(Stored data)
--------------------

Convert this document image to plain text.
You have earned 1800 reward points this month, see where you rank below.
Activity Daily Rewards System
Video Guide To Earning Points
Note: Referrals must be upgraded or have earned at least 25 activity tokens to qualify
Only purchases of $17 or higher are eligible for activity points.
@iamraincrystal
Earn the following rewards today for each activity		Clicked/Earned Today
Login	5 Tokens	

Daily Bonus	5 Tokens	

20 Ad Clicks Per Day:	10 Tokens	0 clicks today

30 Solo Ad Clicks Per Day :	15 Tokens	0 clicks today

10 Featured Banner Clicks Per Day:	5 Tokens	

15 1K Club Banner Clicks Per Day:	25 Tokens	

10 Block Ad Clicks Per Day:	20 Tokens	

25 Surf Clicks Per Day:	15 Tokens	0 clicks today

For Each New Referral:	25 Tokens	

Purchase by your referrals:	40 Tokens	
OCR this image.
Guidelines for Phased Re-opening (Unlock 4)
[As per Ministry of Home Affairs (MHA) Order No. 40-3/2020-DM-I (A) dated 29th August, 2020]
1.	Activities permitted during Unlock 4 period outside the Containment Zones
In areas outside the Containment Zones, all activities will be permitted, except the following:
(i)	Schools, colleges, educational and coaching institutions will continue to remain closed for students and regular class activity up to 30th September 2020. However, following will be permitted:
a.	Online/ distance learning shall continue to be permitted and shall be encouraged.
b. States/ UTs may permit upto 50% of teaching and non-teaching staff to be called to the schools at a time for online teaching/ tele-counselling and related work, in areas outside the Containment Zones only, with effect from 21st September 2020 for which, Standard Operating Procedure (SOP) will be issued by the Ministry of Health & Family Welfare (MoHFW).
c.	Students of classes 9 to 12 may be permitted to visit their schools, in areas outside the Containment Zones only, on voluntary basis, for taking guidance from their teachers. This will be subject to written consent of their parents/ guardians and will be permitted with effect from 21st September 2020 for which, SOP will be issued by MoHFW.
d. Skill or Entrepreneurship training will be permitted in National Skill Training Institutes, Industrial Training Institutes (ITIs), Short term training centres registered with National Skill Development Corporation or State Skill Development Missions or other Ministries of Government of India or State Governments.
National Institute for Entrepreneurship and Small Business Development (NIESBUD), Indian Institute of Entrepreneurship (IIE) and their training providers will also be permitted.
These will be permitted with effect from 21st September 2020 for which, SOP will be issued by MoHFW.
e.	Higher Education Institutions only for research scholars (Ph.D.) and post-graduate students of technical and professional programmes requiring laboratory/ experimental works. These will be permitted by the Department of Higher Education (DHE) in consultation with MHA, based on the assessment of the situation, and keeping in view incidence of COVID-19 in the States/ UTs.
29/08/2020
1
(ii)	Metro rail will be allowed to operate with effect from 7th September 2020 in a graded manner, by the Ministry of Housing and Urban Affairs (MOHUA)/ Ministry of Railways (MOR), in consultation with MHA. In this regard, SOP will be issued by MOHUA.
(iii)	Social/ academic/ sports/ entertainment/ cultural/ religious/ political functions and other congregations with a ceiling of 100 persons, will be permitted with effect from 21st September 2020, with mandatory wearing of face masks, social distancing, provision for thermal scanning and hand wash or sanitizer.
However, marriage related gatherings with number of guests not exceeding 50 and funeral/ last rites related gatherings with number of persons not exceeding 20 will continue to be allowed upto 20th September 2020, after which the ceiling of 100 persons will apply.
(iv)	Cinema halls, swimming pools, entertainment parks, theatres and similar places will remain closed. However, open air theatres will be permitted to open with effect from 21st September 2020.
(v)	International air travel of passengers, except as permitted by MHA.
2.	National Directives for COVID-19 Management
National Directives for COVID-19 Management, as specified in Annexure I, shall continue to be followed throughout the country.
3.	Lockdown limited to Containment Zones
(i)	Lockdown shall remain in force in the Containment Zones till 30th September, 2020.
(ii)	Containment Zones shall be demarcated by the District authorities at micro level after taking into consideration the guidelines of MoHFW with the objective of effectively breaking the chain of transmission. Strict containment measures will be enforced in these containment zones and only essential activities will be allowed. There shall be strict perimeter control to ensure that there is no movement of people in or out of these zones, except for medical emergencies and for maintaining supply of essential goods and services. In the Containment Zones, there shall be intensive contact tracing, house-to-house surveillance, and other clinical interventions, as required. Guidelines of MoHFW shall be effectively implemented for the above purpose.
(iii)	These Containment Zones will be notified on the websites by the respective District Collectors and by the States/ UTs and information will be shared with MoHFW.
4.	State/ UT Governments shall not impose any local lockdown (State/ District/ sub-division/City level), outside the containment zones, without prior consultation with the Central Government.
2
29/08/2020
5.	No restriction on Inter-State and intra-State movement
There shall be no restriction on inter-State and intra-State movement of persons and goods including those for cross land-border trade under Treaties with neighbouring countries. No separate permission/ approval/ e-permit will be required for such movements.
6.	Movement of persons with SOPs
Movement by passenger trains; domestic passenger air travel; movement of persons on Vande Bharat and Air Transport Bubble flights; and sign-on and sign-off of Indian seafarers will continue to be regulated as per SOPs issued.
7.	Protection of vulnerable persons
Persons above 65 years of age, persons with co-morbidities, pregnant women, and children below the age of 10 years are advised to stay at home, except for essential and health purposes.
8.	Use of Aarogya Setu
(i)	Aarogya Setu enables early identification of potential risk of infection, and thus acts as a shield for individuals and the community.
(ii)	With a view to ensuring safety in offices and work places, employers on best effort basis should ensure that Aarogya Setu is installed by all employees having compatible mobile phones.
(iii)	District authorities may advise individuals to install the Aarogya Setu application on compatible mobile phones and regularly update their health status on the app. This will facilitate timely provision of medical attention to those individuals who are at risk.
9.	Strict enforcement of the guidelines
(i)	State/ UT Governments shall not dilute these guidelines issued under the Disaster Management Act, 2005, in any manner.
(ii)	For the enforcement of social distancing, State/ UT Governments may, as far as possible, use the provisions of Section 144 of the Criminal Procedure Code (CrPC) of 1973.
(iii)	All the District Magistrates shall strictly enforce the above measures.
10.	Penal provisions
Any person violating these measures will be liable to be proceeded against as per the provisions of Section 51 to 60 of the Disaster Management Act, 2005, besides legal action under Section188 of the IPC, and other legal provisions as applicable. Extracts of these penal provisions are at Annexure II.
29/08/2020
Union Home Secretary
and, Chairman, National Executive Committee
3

--------------------

> _What you need to do_
Using the entries above, state how many lines include the word "image", with no other words.

> _Exercise result_
2